AIM OF THE EXERCISE: Below is a block of records; return all of them exactly, but without the images.

[Figure data in JSON]
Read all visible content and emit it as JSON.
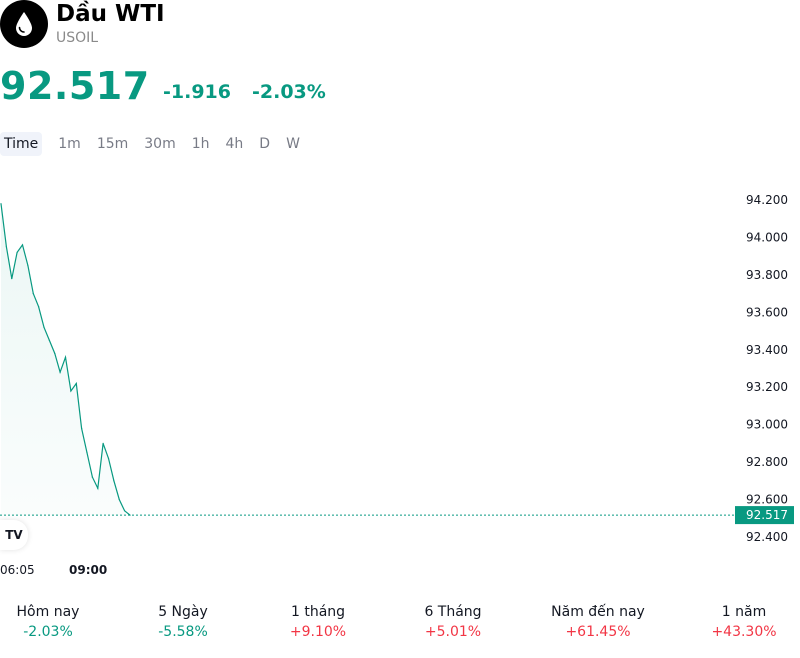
{
  "header": {
    "title": "Dầu WTI",
    "symbol": "USOIL",
    "logo_icon": "oil-drop-icon"
  },
  "quote": {
    "price": "92.517",
    "change": "-1.916",
    "change_pct": "-2.03%",
    "color": "#089981"
  },
  "intervals": [
    "Time",
    "1m",
    "15m",
    "30m",
    "1h",
    "4h",
    "D",
    "W"
  ],
  "active_interval": "Time",
  "chart_data": {
    "type": "area",
    "ylim": [
      92.32,
      94.32
    ],
    "y_ticks": [
      "94.200",
      "94.000",
      "93.800",
      "93.600",
      "93.400",
      "93.200",
      "93.000",
      "92.800",
      "92.600",
      "92.400"
    ],
    "x_ticks": [
      "06:05",
      "09:00"
    ],
    "last_price_label": "92.517",
    "last_price": 92.517,
    "line_color": "#089981",
    "x": [
      "06:05",
      "06:15",
      "06:25",
      "06:35",
      "06:45",
      "06:55",
      "07:05",
      "07:15",
      "07:25",
      "07:35",
      "07:45",
      "07:55",
      "08:05",
      "08:15",
      "08:25",
      "08:35",
      "08:45",
      "08:55",
      "09:05",
      "09:15",
      "09:25",
      "09:35",
      "09:45",
      "09:55",
      "10:05"
    ],
    "values": [
      94.18,
      93.95,
      93.78,
      93.92,
      93.96,
      93.85,
      93.7,
      93.63,
      93.52,
      93.45,
      93.38,
      93.28,
      93.36,
      93.18,
      93.22,
      92.98,
      92.85,
      92.72,
      92.66,
      92.9,
      92.82,
      92.7,
      92.6,
      92.54,
      92.517
    ]
  },
  "performance": [
    {
      "label": "Hôm nay",
      "value": "-2.03%",
      "dir": "neg"
    },
    {
      "label": "5 Ngày",
      "value": "-5.58%",
      "dir": "neg"
    },
    {
      "label": "1 tháng",
      "value": "+9.10%",
      "dir": "pos"
    },
    {
      "label": "6 Tháng",
      "value": "+5.01%",
      "dir": "pos"
    },
    {
      "label": "Năm đến nay",
      "value": "+61.45%",
      "dir": "pos"
    },
    {
      "label": "1 năm",
      "value": "+43.30%",
      "dir": "pos"
    }
  ],
  "tv_logo_text": "TV"
}
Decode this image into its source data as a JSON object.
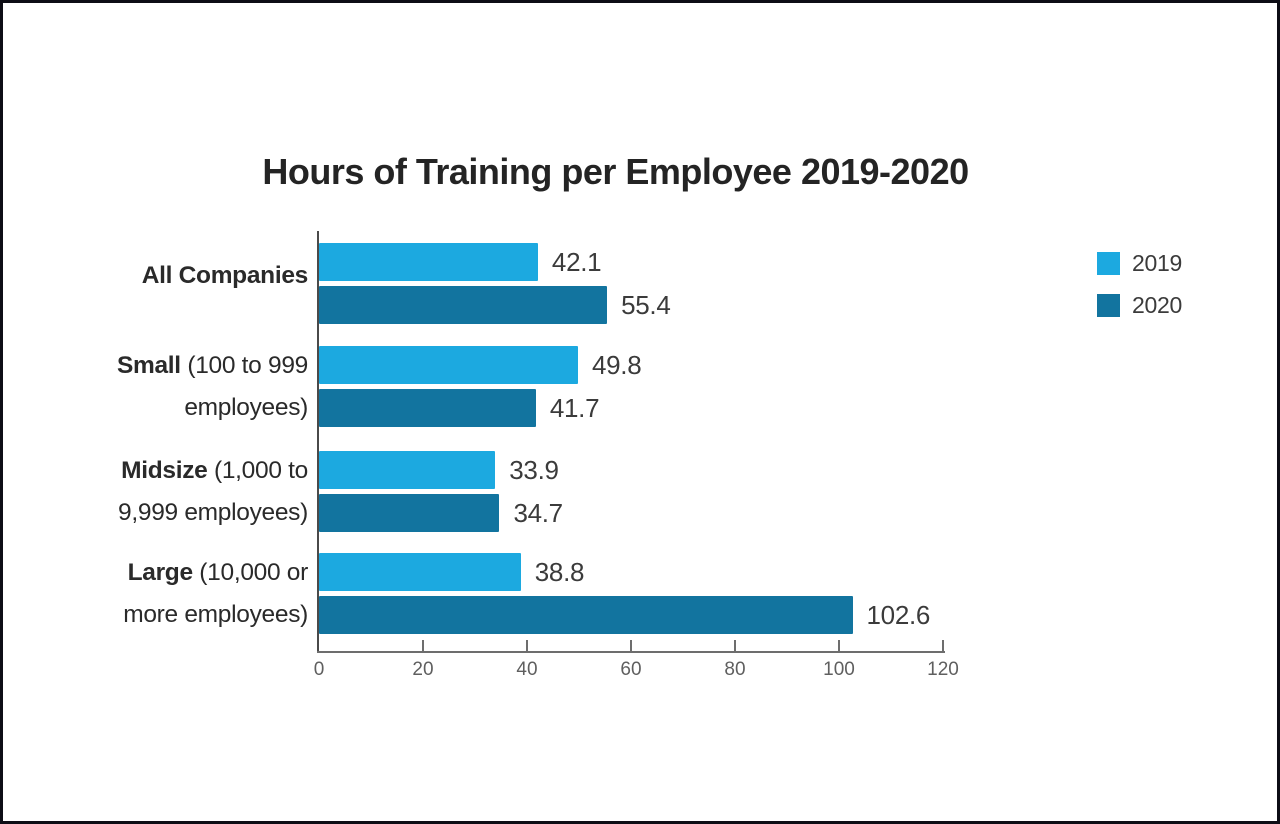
{
  "chart_data": {
    "type": "bar",
    "orientation": "horizontal",
    "title": "Hours of Training per Employee 2019-2020",
    "categories": [
      "All Companies",
      "Small (100 to 999 employees)",
      "Midsize (1,000 to 9,999 employees)",
      "Large (10,000 or more employees)"
    ],
    "category_label_lines": [
      [
        {
          "bold": "All Companies",
          "rest": ""
        }
      ],
      [
        {
          "bold": "Small",
          "rest": " (100 to 999"
        },
        {
          "bold": "",
          "rest": "employees)"
        }
      ],
      [
        {
          "bold": "Midsize",
          "rest": " (1,000 to"
        },
        {
          "bold": "",
          "rest": "9,999 employees)"
        }
      ],
      [
        {
          "bold": "Large",
          "rest": " (10,000 or"
        },
        {
          "bold": "",
          "rest": "more employees)"
        }
      ]
    ],
    "series": [
      {
        "name": "2019",
        "color": "#1ca9e0",
        "values": [
          42.1,
          49.8,
          33.9,
          38.8
        ]
      },
      {
        "name": "2020",
        "color": "#12749f",
        "values": [
          55.4,
          41.7,
          34.7,
          102.6
        ]
      }
    ],
    "value_labels": [
      [
        "42.1",
        "49.8",
        "33.9",
        "38.8"
      ],
      [
        "55.4",
        "41.7",
        "34.7",
        "102.6"
      ]
    ],
    "xlim": [
      0,
      120
    ],
    "xticks": [
      "0",
      "20",
      "40",
      "60",
      "80",
      "100",
      "120"
    ],
    "legend_position": "right",
    "grid": "off"
  }
}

THE ANSWER:
Read all visible content and emit it as JSON.
{
  "header": {
    "title": "Dầu WTI",
    "symbol": "USOIL",
    "logo_icon": "oil-drop-icon"
  },
  "quote": {
    "price": "92.517",
    "change": "-1.916",
    "change_pct": "-2.03%",
    "color": "#089981"
  },
  "intervals": [
    "Time",
    "1m",
    "15m",
    "30m",
    "1h",
    "4h",
    "D",
    "W"
  ],
  "active_interval": "Time",
  "chart_data": {
    "type": "area",
    "ylim": [
      92.32,
      94.32
    ],
    "y_ticks": [
      "94.200",
      "94.000",
      "93.800",
      "93.600",
      "93.400",
      "93.200",
      "93.000",
      "92.800",
      "92.600",
      "92.400"
    ],
    "x_ticks": [
      "06:05",
      "09:00"
    ],
    "last_price_label": "92.517",
    "last_price": 92.517,
    "line_color": "#089981",
    "x": [
      "06:05",
      "06:15",
      "06:25",
      "06:35",
      "06:45",
      "06:55",
      "07:05",
      "07:15",
      "07:25",
      "07:35",
      "07:45",
      "07:55",
      "08:05",
      "08:15",
      "08:25",
      "08:35",
      "08:45",
      "08:55",
      "09:05",
      "09:15",
      "09:25",
      "09:35",
      "09:45",
      "09:55",
      "10:05"
    ],
    "values": [
      94.18,
      93.95,
      93.78,
      93.92,
      93.96,
      93.85,
      93.7,
      93.63,
      93.52,
      93.45,
      93.38,
      93.28,
      93.36,
      93.18,
      93.22,
      92.98,
      92.85,
      92.72,
      92.66,
      92.9,
      92.82,
      92.7,
      92.6,
      92.54,
      92.517
    ]
  },
  "performance": [
    {
      "label": "Hôm nay",
      "value": "-2.03%",
      "dir": "neg"
    },
    {
      "label": "5 Ngày",
      "value": "-5.58%",
      "dir": "neg"
    },
    {
      "label": "1 tháng",
      "value": "+9.10%",
      "dir": "pos"
    },
    {
      "label": "6 Tháng",
      "value": "+5.01%",
      "dir": "pos"
    },
    {
      "label": "Năm đến nay",
      "value": "+61.45%",
      "dir": "pos"
    },
    {
      "label": "1 năm",
      "value": "+43.30%",
      "dir": "pos"
    }
  ],
  "tv_logo_text": "TV"
}
Decode this image into its source data as a JSON object.
{
  "chart_data": {
    "type": "bar",
    "orientation": "horizontal",
    "title": "Hours of Training per Employee 2019-2020",
    "categories": [
      "All Companies",
      "Small (100 to 999 employees)",
      "Midsize (1,000 to 9,999 employees)",
      "Large (10,000 or more employees)"
    ],
    "category_label_lines": [
      [
        {
          "bold": "All Companies",
          "rest": ""
        }
      ],
      [
        {
          "bold": "Small",
          "rest": " (100 to 999"
        },
        {
          "bold": "",
          "rest": "employees)"
        }
      ],
      [
        {
          "bold": "Midsize",
          "rest": " (1,000 to"
        },
        {
          "bold": "",
          "rest": "9,999 employees)"
        }
      ],
      [
        {
          "bold": "Large",
          "rest": " (10,000 or"
        },
        {
          "bold": "",
          "rest": "more employees)"
        }
      ]
    ],
    "series": [
      {
        "name": "2019",
        "color": "#1ca9e0",
        "values": [
          42.1,
          49.8,
          33.9,
          38.8
        ]
      },
      {
        "name": "2020",
        "color": "#12749f",
        "values": [
          55.4,
          41.7,
          34.7,
          102.6
        ]
      }
    ],
    "value_labels": [
      [
        "42.1",
        "49.8",
        "33.9",
        "38.8"
      ],
      [
        "55.4",
        "41.7",
        "34.7",
        "102.6"
      ]
    ],
    "xlim": [
      0,
      120
    ],
    "xticks": [
      "0",
      "20",
      "40",
      "60",
      "80",
      "100",
      "120"
    ],
    "legend_position": "right",
    "grid": "off"
  }
}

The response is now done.